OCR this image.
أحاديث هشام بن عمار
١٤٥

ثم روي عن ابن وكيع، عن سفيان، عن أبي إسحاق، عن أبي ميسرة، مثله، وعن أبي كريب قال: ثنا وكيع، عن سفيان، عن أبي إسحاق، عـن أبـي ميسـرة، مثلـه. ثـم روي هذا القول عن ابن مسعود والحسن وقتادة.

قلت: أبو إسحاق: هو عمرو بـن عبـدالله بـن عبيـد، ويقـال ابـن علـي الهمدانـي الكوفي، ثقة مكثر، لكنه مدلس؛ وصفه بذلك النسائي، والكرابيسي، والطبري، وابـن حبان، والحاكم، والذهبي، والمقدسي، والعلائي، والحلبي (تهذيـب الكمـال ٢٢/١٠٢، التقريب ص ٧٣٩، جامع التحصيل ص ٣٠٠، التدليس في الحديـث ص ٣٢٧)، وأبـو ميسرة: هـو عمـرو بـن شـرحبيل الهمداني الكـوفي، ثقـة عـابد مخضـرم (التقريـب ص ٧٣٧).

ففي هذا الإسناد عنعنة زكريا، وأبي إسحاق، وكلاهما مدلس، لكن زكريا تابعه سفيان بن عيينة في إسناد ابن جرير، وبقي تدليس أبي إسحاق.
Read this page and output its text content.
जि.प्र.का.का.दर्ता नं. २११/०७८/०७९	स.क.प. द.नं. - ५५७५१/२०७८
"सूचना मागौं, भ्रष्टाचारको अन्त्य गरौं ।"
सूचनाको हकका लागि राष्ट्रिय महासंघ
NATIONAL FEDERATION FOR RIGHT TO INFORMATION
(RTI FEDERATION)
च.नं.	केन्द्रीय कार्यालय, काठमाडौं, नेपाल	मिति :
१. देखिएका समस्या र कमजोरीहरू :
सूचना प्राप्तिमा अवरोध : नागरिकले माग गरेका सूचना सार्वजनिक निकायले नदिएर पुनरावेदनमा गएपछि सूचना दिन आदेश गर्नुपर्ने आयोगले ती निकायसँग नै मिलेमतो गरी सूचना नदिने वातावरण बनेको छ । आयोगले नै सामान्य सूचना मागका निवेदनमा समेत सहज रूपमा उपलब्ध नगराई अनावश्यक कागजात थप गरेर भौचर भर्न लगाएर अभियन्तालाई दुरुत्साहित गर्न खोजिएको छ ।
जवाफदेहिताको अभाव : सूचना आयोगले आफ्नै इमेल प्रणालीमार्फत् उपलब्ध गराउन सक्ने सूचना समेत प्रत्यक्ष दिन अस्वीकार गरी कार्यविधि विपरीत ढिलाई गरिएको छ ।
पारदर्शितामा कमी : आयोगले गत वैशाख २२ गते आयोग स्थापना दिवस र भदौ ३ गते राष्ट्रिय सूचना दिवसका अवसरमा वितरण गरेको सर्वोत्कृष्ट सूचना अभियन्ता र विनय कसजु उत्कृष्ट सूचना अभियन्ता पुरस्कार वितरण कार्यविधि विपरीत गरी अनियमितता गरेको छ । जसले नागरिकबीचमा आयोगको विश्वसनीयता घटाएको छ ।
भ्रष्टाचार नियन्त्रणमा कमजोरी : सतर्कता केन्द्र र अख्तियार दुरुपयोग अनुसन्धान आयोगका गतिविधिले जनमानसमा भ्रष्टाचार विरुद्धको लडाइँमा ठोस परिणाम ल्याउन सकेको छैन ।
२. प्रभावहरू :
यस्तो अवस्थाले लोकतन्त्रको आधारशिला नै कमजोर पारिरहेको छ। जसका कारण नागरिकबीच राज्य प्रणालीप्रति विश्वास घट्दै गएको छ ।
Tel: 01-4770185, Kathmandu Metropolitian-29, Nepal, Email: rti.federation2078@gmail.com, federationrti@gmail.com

- WHAT YOU WILL DO -
Repeat the data exactly. Leave nothing out.

- WRITTEN SOLUTION -
OCR this image.
أحاديث هشام بن عمار
١٤٥

ثم روي عن ابن وكيع، عن سفيان، عن أبي إسحاق، عن أبي ميسرة، مثله، وعن أبي كريب قال: ثنا وكيع، عن سفيان، عن أبي إسحاق، عـن أبـي ميسـرة، مثلـه. ثـم روي هذا القول عن ابن مسعود والحسن وقتادة.

قلت: أبو إسحاق: هو عمرو بـن عبـدالله بـن عبيـد، ويقـال ابـن علـي الهمدانـي الكوفي، ثقة مكثر، لكنه مدلس؛ وصفه بذلك النسائي، والكرابيسي، والطبري، وابـن حبان، والحاكم، والذهبي، والمقدسي، والعلائي، والحلبي (تهذيـب الكمـال ٢٢/١٠٢، التقريب ص ٧٣٩، جامع التحصيل ص ٣٠٠، التدليس في الحديـث ص ٣٢٧)، وأبـو ميسرة: هـو عمـرو بـن شـرحبيل الهمداني الكـوفي، ثقـة عـابد مخضـرم (التقريـب ص ٧٣٧).

ففي هذا الإسناد عنعنة زكريا، وأبي إسحاق، وكلاهما مدلس، لكن زكريا تابعه سفيان بن عيينة في إسناد ابن جرير، وبقي تدليس أبي إسحاق.
Read this page and output its text content.
जि.प्र.का.का.दर्ता नं. २११/०७८/०७९	स.क.प. द.नं. - ५५७५१/२०७८
"सूचना मागौं, भ्रष्टाचारको अन्त्य गरौं ।"
सूचनाको हकका लागि राष्ट्रिय महासंघ
NATIONAL FEDERATION FOR RIGHT TO INFORMATION
(RTI FEDERATION)
च.नं.	केन्द्रीय कार्यालय, काठमाडौं, नेपाल	मिति :
१. देखिएका समस्या र कमजोरीहरू :
सूचना प्राप्तिमा अवरोध : नागरिकले माग गरेका सूचना सार्वजनिक निकायले नदिएर पुनरावेदनमा गएपछि सूचना दिन आदेश गर्नुपर्ने आयोगले ती निकायसँग नै मिलेमतो गरी सूचना नदिने वातावरण बनेको छ । आयोगले नै सामान्य सूचना मागका निवेदनमा समेत सहज रूपमा उपलब्ध नगराई अनावश्यक कागजात थप गरेर भौचर भर्न लगाएर अभियन्तालाई दुरुत्साहित गर्न खोजिएको छ ।
जवाफदेहिताको अभाव : सूचना आयोगले आफ्नै इमेल प्रणालीमार्फत् उपलब्ध गराउन सक्ने सूचना समेत प्रत्यक्ष दिन अस्वीकार गरी कार्यविधि विपरीत ढिलाई गरिएको छ ।
पारदर्शितामा कमी : आयोगले गत वैशाख २२ गते आयोग स्थापना दिवस र भदौ ३ गते राष्ट्रिय सूचना दिवसका अवसरमा वितरण गरेको सर्वोत्कृष्ट सूचना अभियन्ता र विनय कसजु उत्कृष्ट सूचना अभियन्ता पुरस्कार वितरण कार्यविधि विपरीत गरी अनियमितता गरेको छ । जसले नागरिकबीचमा आयोगको विश्वसनीयता घटाएको छ ।
भ्रष्टाचार नियन्त्रणमा कमजोरी : सतर्कता केन्द्र र अख्तियार दुरुपयोग अनुसन्धान आयोगका गतिविधिले जनमानसमा भ्रष्टाचार विरुद्धको लडाइँमा ठोस परिणाम ल्याउन सकेको छैन ।
२. प्रभावहरू :
यस्तो अवस्थाले लोकतन्त्रको आधारशिला नै कमजोर पारिरहेको छ। जसका कारण नागरिकबीच राज्य प्रणालीप्रति विश्वास घट्दै गएको छ ।
Tel: 01-4770185, Kathmandu Metropolitian-29, Nepal, Email: rti.federation2078@gmail.com, federationrti@gmail.com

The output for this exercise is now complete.